# Data for the task
————

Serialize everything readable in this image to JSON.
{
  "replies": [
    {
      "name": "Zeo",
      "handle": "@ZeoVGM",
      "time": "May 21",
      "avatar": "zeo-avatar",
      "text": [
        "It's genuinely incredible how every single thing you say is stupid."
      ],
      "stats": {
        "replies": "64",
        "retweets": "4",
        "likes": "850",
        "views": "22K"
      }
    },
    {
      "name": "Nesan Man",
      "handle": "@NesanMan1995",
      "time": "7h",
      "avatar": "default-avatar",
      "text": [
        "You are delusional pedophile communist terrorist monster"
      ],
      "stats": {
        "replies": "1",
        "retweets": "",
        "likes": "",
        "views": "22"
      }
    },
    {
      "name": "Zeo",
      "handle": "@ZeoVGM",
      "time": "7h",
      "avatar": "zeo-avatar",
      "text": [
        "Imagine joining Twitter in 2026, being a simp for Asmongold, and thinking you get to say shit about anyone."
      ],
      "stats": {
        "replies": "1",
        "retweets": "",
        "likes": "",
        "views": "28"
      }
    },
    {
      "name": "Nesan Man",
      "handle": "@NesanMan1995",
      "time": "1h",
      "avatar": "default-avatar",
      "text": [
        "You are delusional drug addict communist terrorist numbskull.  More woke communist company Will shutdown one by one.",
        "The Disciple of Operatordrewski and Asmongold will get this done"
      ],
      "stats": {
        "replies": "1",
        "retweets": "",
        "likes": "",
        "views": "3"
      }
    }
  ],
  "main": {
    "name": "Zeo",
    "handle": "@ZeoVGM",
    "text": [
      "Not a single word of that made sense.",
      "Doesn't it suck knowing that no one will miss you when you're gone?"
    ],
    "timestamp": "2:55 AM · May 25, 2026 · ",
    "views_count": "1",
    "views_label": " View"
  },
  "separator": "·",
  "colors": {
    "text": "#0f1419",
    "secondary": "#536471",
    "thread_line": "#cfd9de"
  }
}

————

# Work to be completed
Copy every line above that includes the string "this".

# Exercise output
Serialize everything readable in this image to JSON.
        "The Disciple of Operatordrewski and Asmongold will get this done"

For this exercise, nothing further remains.